-- START OF EXTRACTED MATERIAL --
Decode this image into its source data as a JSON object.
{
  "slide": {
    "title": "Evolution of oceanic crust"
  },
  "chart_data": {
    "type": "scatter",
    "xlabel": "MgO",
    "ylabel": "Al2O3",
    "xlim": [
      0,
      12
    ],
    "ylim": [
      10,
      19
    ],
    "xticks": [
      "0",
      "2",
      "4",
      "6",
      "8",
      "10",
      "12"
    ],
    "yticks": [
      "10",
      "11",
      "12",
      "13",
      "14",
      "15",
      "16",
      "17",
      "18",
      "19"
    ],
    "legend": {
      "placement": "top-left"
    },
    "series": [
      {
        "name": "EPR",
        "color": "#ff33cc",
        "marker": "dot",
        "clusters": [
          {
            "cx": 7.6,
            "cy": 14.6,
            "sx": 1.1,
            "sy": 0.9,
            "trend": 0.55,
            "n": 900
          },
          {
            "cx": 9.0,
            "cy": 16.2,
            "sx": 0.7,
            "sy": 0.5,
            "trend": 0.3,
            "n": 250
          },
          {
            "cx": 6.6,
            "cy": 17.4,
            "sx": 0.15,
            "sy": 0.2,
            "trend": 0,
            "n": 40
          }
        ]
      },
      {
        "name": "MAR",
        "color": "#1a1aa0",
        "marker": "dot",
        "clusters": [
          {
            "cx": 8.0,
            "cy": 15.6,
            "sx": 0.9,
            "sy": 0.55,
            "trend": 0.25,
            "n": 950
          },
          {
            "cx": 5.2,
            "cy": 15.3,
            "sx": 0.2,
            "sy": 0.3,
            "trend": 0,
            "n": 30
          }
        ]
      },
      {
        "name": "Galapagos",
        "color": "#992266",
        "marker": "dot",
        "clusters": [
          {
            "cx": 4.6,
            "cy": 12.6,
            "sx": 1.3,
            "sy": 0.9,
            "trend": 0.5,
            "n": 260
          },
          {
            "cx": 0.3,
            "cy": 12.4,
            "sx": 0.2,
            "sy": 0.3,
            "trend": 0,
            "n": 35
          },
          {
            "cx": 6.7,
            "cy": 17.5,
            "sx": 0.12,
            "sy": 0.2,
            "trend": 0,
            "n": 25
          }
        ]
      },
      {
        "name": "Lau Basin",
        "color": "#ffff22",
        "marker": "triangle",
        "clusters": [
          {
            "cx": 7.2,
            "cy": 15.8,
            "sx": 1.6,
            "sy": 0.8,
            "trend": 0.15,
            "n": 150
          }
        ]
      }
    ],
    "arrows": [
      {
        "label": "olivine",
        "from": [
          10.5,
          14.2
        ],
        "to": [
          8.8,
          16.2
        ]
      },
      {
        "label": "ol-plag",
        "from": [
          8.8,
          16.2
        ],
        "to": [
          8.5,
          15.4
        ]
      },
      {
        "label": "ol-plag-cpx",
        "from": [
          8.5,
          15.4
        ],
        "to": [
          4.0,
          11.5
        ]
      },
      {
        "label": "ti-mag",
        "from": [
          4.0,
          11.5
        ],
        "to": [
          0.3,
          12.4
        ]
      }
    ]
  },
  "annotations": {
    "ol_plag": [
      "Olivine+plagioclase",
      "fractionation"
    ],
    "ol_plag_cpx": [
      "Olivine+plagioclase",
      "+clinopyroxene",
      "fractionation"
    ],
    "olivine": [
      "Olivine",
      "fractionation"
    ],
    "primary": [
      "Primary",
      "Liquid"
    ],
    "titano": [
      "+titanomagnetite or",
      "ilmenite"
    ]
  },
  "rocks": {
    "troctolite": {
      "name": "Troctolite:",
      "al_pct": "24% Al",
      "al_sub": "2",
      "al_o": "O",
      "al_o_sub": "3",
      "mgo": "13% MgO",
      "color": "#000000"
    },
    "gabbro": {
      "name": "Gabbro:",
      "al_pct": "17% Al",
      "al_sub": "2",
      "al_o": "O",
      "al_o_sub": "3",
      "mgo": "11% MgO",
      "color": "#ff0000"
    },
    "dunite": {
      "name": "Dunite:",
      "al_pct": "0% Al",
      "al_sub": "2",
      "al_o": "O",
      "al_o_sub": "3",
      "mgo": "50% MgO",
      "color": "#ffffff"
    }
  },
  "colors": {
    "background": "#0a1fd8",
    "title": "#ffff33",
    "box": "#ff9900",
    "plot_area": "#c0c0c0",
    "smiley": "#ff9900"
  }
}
-- END OF EXTRACTED MATERIAL --
-- START OF EXTRACTED MATERIAL --
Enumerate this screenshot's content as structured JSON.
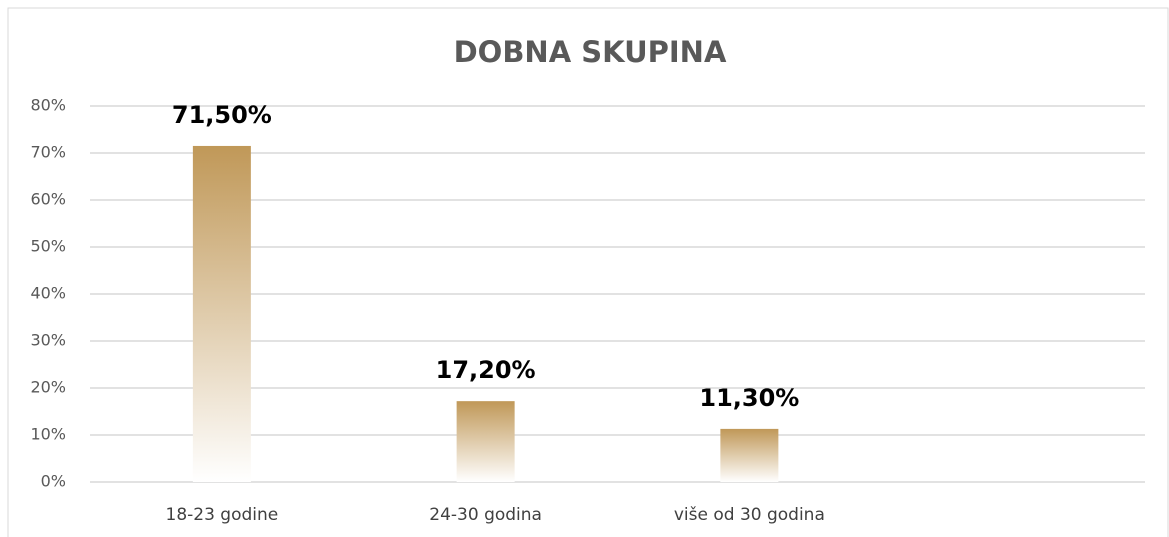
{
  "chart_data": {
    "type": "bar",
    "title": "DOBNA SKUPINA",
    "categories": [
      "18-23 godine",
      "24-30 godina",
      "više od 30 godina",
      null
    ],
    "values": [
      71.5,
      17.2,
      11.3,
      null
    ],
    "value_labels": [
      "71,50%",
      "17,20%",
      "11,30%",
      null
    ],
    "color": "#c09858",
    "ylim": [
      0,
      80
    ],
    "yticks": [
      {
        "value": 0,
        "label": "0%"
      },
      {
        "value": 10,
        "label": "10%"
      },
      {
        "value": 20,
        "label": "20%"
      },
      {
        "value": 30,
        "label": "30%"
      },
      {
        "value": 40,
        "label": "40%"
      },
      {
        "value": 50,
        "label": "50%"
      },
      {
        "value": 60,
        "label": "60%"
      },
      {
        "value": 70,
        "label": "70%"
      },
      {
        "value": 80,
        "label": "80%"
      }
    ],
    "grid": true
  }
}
-- END OF EXTRACTED MATERIAL --
-- START OF EXTRACTED MATERIAL --
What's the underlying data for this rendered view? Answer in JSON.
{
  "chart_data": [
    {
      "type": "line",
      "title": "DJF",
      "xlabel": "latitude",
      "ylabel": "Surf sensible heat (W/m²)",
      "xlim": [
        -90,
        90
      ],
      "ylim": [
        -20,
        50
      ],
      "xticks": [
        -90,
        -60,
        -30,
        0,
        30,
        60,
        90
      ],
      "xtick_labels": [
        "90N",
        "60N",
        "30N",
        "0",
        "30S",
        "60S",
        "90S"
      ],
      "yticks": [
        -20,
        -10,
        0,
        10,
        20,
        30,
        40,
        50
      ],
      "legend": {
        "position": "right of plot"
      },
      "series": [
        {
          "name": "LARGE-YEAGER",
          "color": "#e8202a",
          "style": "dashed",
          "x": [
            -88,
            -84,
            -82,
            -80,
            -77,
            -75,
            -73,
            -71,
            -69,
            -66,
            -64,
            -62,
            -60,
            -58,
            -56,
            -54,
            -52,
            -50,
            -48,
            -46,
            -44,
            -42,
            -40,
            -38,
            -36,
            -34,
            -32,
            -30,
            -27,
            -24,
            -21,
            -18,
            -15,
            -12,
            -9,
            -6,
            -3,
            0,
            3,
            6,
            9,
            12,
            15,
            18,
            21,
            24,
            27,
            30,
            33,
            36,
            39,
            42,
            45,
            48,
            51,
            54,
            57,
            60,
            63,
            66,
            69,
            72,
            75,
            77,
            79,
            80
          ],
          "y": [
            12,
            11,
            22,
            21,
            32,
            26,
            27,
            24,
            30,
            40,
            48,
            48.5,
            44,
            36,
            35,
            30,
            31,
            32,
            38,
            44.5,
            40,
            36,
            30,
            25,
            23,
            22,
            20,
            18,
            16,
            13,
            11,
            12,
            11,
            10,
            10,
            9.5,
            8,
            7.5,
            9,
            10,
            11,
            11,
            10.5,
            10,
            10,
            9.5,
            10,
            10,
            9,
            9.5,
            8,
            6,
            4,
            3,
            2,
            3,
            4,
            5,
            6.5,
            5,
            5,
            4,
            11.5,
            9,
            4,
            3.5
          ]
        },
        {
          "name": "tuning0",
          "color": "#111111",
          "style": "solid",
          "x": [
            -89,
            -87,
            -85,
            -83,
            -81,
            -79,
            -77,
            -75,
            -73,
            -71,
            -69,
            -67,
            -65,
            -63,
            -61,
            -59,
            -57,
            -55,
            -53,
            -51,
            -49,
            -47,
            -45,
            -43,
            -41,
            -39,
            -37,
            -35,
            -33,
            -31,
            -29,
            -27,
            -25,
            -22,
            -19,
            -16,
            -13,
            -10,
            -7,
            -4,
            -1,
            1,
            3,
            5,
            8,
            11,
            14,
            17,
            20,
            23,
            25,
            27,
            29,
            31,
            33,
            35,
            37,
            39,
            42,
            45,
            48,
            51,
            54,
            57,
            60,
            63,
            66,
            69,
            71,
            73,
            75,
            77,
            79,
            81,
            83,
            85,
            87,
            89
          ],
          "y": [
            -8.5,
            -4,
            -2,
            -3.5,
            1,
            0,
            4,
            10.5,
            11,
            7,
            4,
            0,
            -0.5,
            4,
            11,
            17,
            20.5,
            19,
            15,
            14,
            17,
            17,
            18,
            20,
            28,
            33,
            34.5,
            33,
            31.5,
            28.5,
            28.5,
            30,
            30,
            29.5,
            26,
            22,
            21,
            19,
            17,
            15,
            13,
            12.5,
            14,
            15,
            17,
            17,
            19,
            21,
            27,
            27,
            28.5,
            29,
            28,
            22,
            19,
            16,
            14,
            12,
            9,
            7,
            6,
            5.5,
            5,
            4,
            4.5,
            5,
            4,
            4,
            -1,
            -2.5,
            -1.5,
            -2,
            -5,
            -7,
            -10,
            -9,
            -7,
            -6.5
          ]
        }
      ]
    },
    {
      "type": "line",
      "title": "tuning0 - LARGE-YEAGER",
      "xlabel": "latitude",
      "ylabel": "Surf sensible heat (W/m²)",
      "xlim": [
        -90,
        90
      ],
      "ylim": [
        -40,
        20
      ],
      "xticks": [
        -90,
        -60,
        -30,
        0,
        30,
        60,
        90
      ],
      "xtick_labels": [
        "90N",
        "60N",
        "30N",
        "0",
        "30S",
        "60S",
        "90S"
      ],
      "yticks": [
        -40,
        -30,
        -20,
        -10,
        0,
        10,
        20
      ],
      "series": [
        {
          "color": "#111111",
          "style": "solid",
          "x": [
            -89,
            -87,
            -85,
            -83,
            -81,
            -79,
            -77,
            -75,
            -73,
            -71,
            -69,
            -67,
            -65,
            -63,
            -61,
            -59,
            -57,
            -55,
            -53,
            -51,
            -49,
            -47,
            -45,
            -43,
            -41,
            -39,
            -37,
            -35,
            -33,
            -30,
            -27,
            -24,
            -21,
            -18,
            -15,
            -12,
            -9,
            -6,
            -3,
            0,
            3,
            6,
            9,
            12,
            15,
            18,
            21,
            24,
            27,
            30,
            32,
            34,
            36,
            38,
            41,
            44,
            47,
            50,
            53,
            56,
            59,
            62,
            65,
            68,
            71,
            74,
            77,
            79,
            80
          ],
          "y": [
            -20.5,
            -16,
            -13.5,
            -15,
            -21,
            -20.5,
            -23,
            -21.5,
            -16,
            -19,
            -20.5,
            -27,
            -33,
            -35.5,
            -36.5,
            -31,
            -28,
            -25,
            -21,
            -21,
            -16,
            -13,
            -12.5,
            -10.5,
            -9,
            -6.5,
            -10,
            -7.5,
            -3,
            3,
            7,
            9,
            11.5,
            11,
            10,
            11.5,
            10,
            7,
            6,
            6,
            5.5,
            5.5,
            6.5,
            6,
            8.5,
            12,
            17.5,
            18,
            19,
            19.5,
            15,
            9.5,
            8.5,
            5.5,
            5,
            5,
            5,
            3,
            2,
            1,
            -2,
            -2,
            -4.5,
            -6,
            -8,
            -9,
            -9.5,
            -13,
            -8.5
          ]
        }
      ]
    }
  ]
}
-- END OF EXTRACTED MATERIAL --
### WHAT YOU ARE ASKED TO DO
Go through the listing above and pull out each line containing the word "type".

### TASK RESPONSE
    "type": "scatter",
    "type": "bar",
      "type": "line",
      "type": "line",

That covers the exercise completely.